● **Data rows**
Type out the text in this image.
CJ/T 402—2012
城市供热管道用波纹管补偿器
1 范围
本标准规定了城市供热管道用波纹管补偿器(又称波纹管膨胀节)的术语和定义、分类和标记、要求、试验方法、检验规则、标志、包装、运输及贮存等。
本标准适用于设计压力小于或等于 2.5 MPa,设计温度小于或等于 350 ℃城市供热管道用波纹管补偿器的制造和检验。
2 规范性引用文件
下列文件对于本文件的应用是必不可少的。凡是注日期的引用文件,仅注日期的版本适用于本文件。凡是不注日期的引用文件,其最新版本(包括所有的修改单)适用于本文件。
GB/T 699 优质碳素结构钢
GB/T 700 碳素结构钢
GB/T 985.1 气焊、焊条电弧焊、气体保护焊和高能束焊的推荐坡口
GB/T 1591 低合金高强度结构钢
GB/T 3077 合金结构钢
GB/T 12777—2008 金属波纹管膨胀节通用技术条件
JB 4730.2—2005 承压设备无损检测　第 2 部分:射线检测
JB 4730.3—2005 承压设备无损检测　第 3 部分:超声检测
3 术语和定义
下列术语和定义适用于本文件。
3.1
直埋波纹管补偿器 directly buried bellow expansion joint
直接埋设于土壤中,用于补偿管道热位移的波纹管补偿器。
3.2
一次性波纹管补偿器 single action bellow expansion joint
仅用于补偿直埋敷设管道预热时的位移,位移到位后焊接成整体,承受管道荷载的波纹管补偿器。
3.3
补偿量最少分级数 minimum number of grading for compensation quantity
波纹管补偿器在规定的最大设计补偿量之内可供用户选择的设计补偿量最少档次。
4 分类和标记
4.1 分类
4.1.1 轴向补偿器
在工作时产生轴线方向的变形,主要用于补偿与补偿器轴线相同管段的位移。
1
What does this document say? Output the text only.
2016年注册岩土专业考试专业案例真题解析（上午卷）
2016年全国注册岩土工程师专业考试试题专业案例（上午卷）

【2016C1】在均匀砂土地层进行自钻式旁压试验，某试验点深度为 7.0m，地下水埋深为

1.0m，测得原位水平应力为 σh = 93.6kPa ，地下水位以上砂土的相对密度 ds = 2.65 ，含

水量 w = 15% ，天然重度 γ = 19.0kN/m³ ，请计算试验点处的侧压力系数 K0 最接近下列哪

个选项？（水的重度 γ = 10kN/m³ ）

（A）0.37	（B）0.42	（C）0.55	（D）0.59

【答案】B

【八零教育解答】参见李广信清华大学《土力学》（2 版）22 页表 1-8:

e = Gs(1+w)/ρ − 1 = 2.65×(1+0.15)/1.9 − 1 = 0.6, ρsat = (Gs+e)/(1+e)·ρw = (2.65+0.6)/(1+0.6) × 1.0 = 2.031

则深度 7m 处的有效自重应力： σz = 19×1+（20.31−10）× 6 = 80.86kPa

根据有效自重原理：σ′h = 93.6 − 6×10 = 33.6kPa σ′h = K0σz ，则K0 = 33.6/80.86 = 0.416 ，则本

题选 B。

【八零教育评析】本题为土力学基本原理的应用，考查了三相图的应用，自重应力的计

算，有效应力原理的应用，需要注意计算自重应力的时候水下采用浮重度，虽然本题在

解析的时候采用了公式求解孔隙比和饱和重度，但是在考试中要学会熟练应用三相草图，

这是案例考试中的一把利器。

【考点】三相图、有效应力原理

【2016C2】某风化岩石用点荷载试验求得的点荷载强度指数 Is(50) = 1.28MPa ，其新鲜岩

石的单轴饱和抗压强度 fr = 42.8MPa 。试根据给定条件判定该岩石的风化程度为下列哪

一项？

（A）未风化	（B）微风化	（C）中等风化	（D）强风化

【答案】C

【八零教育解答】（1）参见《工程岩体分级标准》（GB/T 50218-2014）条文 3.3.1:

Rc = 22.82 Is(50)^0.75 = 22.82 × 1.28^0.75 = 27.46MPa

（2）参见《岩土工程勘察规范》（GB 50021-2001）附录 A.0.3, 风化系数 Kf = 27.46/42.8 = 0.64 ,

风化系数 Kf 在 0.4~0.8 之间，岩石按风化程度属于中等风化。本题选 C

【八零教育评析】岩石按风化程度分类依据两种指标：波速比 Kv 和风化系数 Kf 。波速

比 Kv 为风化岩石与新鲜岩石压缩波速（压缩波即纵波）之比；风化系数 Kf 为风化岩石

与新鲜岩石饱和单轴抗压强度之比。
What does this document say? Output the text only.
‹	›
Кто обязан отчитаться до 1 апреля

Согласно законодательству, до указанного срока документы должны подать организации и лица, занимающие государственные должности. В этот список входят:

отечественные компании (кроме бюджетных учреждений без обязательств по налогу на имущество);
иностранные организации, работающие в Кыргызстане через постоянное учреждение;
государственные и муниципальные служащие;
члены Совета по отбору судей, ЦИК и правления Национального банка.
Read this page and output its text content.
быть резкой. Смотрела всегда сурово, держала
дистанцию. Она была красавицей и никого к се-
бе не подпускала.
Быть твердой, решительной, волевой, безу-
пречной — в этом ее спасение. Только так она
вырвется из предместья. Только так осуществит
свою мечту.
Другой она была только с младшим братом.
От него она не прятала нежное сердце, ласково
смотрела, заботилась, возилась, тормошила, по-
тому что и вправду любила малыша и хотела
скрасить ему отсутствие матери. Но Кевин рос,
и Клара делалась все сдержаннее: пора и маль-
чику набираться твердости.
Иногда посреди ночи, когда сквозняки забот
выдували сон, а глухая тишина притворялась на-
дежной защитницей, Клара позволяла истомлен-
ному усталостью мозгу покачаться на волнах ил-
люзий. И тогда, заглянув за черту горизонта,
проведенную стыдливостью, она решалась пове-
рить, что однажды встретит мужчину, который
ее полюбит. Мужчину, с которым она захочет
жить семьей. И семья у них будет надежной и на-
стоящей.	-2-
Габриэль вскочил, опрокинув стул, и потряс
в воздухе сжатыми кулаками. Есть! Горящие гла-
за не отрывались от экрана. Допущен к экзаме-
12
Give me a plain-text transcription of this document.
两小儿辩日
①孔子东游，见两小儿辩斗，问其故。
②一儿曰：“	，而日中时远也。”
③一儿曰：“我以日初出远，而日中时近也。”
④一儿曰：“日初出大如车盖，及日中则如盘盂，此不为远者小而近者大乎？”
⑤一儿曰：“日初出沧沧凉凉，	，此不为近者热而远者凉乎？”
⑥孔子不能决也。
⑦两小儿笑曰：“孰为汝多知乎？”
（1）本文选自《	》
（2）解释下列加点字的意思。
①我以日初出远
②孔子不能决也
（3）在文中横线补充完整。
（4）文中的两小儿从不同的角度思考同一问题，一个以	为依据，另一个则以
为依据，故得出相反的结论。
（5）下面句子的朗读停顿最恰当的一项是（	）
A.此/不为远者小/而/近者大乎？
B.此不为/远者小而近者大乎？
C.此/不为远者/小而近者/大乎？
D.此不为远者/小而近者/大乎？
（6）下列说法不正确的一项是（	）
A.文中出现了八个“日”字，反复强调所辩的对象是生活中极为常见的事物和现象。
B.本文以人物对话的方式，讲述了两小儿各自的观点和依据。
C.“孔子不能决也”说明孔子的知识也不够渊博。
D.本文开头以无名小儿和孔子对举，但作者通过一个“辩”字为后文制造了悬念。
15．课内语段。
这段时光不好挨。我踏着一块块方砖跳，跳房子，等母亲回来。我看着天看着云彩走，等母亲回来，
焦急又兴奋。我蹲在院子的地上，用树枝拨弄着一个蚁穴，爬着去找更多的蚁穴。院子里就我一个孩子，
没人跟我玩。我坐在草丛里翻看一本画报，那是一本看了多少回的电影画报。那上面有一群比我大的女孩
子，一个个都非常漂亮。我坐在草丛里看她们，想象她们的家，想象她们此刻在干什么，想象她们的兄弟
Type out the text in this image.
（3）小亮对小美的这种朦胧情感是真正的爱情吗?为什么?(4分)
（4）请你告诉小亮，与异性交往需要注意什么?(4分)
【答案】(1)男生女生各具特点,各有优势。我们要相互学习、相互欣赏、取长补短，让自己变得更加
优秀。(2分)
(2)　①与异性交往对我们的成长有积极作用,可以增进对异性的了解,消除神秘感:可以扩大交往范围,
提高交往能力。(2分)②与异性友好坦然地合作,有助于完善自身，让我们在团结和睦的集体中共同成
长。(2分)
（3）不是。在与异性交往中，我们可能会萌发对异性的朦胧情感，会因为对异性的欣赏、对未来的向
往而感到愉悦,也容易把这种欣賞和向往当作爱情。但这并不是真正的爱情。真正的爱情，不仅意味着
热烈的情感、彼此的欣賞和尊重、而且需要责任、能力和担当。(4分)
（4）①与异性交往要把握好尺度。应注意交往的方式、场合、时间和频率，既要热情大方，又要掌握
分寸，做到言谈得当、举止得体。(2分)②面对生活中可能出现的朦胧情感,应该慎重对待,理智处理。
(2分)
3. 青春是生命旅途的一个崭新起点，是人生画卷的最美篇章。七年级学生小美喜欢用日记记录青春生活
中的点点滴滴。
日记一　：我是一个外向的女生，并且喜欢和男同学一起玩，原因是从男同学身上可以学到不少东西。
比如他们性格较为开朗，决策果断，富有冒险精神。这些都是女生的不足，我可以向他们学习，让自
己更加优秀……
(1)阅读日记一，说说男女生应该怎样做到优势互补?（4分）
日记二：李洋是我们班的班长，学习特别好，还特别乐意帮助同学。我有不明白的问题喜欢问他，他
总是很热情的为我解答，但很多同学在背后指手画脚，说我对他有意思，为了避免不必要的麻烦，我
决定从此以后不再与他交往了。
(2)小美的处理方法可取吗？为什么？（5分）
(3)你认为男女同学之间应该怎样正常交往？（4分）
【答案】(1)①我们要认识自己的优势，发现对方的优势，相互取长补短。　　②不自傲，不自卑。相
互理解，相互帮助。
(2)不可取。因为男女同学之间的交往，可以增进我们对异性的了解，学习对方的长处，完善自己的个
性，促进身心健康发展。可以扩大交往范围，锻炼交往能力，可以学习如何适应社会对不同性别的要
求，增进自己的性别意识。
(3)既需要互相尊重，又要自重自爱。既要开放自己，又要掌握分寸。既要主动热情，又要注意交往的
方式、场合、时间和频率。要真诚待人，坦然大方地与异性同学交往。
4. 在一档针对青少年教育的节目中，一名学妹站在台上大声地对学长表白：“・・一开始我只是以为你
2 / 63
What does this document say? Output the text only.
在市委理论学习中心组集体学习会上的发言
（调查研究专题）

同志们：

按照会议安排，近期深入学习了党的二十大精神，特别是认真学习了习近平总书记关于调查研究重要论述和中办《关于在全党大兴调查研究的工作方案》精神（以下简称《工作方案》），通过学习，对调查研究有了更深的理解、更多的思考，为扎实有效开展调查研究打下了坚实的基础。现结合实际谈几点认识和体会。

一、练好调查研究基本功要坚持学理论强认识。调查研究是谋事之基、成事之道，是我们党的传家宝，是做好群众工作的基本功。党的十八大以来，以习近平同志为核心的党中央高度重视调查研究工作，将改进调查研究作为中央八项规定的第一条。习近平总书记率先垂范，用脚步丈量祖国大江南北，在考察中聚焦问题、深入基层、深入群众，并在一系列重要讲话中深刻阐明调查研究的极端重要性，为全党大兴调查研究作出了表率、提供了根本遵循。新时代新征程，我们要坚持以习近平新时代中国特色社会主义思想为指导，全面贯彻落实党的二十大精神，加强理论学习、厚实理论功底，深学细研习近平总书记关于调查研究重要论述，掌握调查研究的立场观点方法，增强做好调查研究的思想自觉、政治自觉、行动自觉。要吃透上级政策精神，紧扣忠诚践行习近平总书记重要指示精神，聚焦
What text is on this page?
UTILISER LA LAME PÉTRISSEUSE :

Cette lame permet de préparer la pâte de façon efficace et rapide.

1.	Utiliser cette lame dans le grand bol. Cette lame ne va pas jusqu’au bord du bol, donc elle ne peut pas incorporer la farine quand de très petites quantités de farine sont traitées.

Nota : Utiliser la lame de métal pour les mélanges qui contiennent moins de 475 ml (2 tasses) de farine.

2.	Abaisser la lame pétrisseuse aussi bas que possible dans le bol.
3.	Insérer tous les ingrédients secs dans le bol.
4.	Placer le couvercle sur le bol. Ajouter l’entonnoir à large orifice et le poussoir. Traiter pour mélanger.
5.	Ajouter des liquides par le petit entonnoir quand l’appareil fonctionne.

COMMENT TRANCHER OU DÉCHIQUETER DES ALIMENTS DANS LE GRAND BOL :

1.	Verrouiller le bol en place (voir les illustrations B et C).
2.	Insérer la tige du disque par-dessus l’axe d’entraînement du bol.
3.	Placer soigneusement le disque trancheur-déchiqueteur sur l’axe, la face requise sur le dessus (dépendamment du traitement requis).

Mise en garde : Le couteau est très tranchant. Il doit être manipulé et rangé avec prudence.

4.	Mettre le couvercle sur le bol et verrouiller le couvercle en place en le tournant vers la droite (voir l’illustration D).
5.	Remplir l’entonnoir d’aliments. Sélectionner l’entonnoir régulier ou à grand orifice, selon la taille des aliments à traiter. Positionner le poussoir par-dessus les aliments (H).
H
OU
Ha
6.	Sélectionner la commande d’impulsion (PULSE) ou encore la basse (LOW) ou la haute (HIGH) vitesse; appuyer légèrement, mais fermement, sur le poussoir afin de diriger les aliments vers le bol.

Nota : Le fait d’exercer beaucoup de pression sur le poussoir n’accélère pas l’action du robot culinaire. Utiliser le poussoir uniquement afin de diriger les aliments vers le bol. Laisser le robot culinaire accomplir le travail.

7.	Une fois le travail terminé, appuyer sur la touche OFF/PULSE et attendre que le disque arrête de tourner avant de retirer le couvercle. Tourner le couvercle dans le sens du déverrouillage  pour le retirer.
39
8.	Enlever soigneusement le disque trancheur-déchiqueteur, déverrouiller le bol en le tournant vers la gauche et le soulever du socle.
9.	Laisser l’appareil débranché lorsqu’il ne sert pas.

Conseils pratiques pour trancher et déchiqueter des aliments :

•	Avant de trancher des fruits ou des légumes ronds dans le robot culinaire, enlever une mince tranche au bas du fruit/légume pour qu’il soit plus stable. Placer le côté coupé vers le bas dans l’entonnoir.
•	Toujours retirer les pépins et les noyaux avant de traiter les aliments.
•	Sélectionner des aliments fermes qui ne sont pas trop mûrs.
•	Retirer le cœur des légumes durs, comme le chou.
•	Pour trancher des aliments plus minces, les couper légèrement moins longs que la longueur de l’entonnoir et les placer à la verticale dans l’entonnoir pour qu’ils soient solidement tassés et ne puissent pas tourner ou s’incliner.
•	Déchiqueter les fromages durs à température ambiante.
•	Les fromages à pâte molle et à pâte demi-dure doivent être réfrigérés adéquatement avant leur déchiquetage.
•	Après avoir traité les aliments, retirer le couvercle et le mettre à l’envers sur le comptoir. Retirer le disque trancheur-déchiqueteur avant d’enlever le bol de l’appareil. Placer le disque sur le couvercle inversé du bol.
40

● **What the task asks**
Check each line above for the string "承压设备无损检测", then copy the ones that have it.

● **Exercise answer**
JB 4730.2—2005 承压设备无损检测　第 2 部分:射线检测
JB 4730.3—2005 承压设备无损检测　第 3 部分:超声检测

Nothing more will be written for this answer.